• **Exercise objective**: Repeat each record exactly as written, and drop any images.

• **Material supplied**:
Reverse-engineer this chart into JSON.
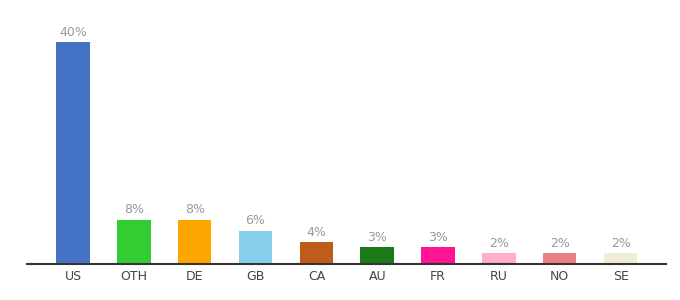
{
  "categories": [
    "US",
    "OTH",
    "DE",
    "GB",
    "CA",
    "AU",
    "FR",
    "RU",
    "NO",
    "SE"
  ],
  "values": [
    40,
    8,
    8,
    6,
    4,
    3,
    3,
    2,
    2,
    2
  ],
  "bar_colors": [
    "#4472C4",
    "#33CC33",
    "#FFA500",
    "#87CEEB",
    "#C05C1A",
    "#1A7A1A",
    "#FF1493",
    "#FFB0C8",
    "#E88080",
    "#F0EDD8"
  ],
  "labels": [
    "40%",
    "8%",
    "8%",
    "6%",
    "4%",
    "3%",
    "3%",
    "2%",
    "2%",
    "2%"
  ],
  "label_color": "#999999",
  "tick_color": "#444444",
  "background_color": "#ffffff",
  "ylim": [
    0,
    46
  ],
  "bar_width": 0.55,
  "label_fontsize": 9,
  "tick_fontsize": 9,
  "figsize": [
    6.8,
    3.0
  ],
  "dpi": 100
}
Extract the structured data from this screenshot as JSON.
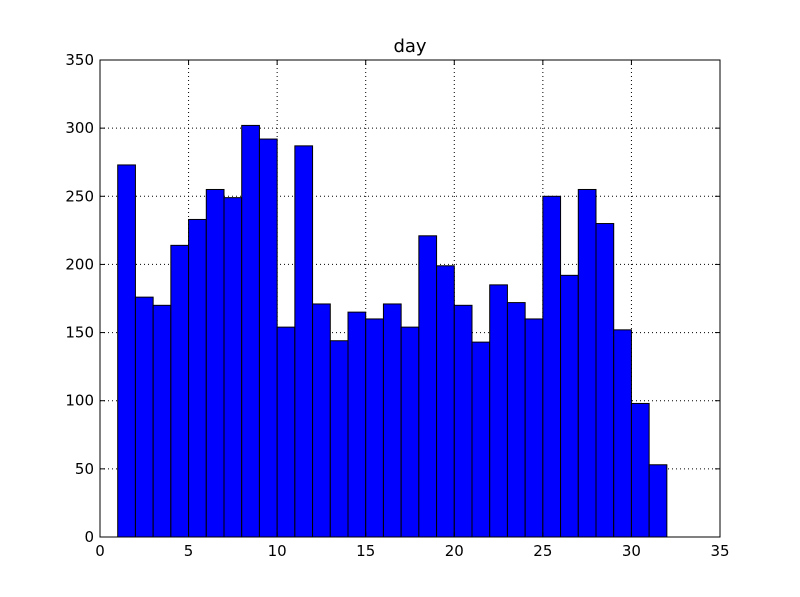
{
  "chart_data": {
    "type": "bar",
    "title": "day",
    "xlabel": "",
    "ylabel": "",
    "xlim": [
      0,
      35
    ],
    "ylim": [
      0,
      350
    ],
    "xticks": [
      0,
      5,
      10,
      15,
      20,
      25,
      30,
      35
    ],
    "yticks": [
      0,
      50,
      100,
      150,
      200,
      250,
      300,
      350
    ],
    "grid": true,
    "bar_color": "#0000ff",
    "bins": [
      {
        "x0": 1.0,
        "x1": 2.0,
        "value": 273
      },
      {
        "x0": 2.0,
        "x1": 3.0,
        "value": 176
      },
      {
        "x0": 3.0,
        "x1": 4.0,
        "value": 170
      },
      {
        "x0": 4.0,
        "x1": 5.0,
        "value": 214
      },
      {
        "x0": 5.0,
        "x1": 6.0,
        "value": 233
      },
      {
        "x0": 6.0,
        "x1": 7.0,
        "value": 255
      },
      {
        "x0": 7.0,
        "x1": 8.0,
        "value": 249
      },
      {
        "x0": 8.0,
        "x1": 9.0,
        "value": 302
      },
      {
        "x0": 9.0,
        "x1": 10.0,
        "value": 292
      },
      {
        "x0": 10.0,
        "x1": 11.0,
        "value": 154
      },
      {
        "x0": 11.0,
        "x1": 12.0,
        "value": 287
      },
      {
        "x0": 12.0,
        "x1": 13.0,
        "value": 171
      },
      {
        "x0": 13.0,
        "x1": 14.0,
        "value": 144
      },
      {
        "x0": 14.0,
        "x1": 15.0,
        "value": 165
      },
      {
        "x0": 15.0,
        "x1": 16.0,
        "value": 160
      },
      {
        "x0": 16.0,
        "x1": 17.0,
        "value": 171
      },
      {
        "x0": 17.0,
        "x1": 18.0,
        "value": 154
      },
      {
        "x0": 18.0,
        "x1": 19.0,
        "value": 221
      },
      {
        "x0": 19.0,
        "x1": 20.0,
        "value": 199
      },
      {
        "x0": 20.0,
        "x1": 21.0,
        "value": 170
      },
      {
        "x0": 21.0,
        "x1": 22.0,
        "value": 143
      },
      {
        "x0": 22.0,
        "x1": 23.0,
        "value": 185
      },
      {
        "x0": 23.0,
        "x1": 24.0,
        "value": 172
      },
      {
        "x0": 24.0,
        "x1": 25.0,
        "value": 160
      },
      {
        "x0": 25.0,
        "x1": 26.0,
        "value": 250
      },
      {
        "x0": 26.0,
        "x1": 27.0,
        "value": 192
      },
      {
        "x0": 27.0,
        "x1": 28.0,
        "value": 255
      },
      {
        "x0": 28.0,
        "x1": 29.0,
        "value": 230
      },
      {
        "x0": 29.0,
        "x1": 30.0,
        "value": 152
      },
      {
        "x0": 30.0,
        "x1": 31.0,
        "value": 98
      },
      {
        "x0": 31.0,
        "x1": 32.0,
        "value": 53
      }
    ]
  }
}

• **Written reply**:
Reverse-engineer this chart into JSON.
{
  "categories": [
    "US",
    "OTH",
    "DE",
    "GB",
    "CA",
    "AU",
    "FR",
    "RU",
    "NO",
    "SE"
  ],
  "values": [
    40,
    8,
    8,
    6,
    4,
    3,
    3,
    2,
    2,
    2
  ],
  "bar_colors": [
    "#4472C4",
    "#33CC33",
    "#FFA500",
    "#87CEEB",
    "#C05C1A",
    "#1A7A1A",
    "#FF1493",
    "#FFB0C8",
    "#E88080",
    "#F0EDD8"
  ],
  "labels": [
    "40%",
    "8%",
    "8%",
    "6%",
    "4%",
    "3%",
    "3%",
    "2%",
    "2%",
    "2%"
  ],
  "label_color": "#999999",
  "tick_color": "#444444",
  "background_color": "#ffffff",
  "ylim": [
    0,
    46
  ],
  "bar_width": 0.55,
  "label_fontsize": 9,
  "tick_fontsize": 9,
  "figsize": [
    6.8,
    3.0
  ],
  "dpi": 100
}
Extract the structured data from this screenshot as JSON.
{
  "chart_data": {
    "type": "bar",
    "title": "day",
    "xlabel": "",
    "ylabel": "",
    "xlim": [
      0,
      35
    ],
    "ylim": [
      0,
      350
    ],
    "xticks": [
      0,
      5,
      10,
      15,
      20,
      25,
      30,
      35
    ],
    "yticks": [
      0,
      50,
      100,
      150,
      200,
      250,
      300,
      350
    ],
    "grid": true,
    "bar_color": "#0000ff",
    "bins": [
      {
        "x0": 1.0,
        "x1": 2.0,
        "value": 273
      },
      {
        "x0": 2.0,
        "x1": 3.0,
        "value": 176
      },
      {
        "x0": 3.0,
        "x1": 4.0,
        "value": 170
      },
      {
        "x0": 4.0,
        "x1": 5.0,
        "value": 214
      },
      {
        "x0": 5.0,
        "x1": 6.0,
        "value": 233
      },
      {
        "x0": 6.0,
        "x1": 7.0,
        "value": 255
      },
      {
        "x0": 7.0,
        "x1": 8.0,
        "value": 249
      },
      {
        "x0": 8.0,
        "x1": 9.0,
        "value": 302
      },
      {
        "x0": 9.0,
        "x1": 10.0,
        "value": 292
      },
      {
        "x0": 10.0,
        "x1": 11.0,
        "value": 154
      },
      {
        "x0": 11.0,
        "x1": 12.0,
        "value": 287
      },
      {
        "x0": 12.0,
        "x1": 13.0,
        "value": 171
      },
      {
        "x0": 13.0,
        "x1": 14.0,
        "value": 144
      },
      {
        "x0": 14.0,
        "x1": 15.0,
        "value": 165
      },
      {
        "x0": 15.0,
        "x1": 16.0,
        "value": 160
      },
      {
        "x0": 16.0,
        "x1": 17.0,
        "value": 171
      },
      {
        "x0": 17.0,
        "x1": 18.0,
        "value": 154
      },
      {
        "x0": 18.0,
        "x1": 19.0,
        "value": 221
      },
      {
        "x0": 19.0,
        "x1": 20.0,
        "value": 199
      },
      {
        "x0": 20.0,
        "x1": 21.0,
        "value": 170
      },
      {
        "x0": 21.0,
        "x1": 22.0,
        "value": 143
      },
      {
        "x0": 22.0,
        "x1": 23.0,
        "value": 185
      },
      {
        "x0": 23.0,
        "x1": 24.0,
        "value": 172
      },
      {
        "x0": 24.0,
        "x1": 25.0,
        "value": 160
      },
      {
        "x0": 25.0,
        "x1": 26.0,
        "value": 250
      },
      {
        "x0": 26.0,
        "x1": 27.0,
        "value": 192
      },
      {
        "x0": 27.0,
        "x1": 28.0,
        "value": 255
      },
      {
        "x0": 28.0,
        "x1": 29.0,
        "value": 230
      },
      {
        "x0": 29.0,
        "x1": 30.0,
        "value": 152
      },
      {
        "x0": 30.0,
        "x1": 31.0,
        "value": 98
      },
      {
        "x0": 31.0,
        "x1": 32.0,
        "value": 53
      }
    ]
  }
}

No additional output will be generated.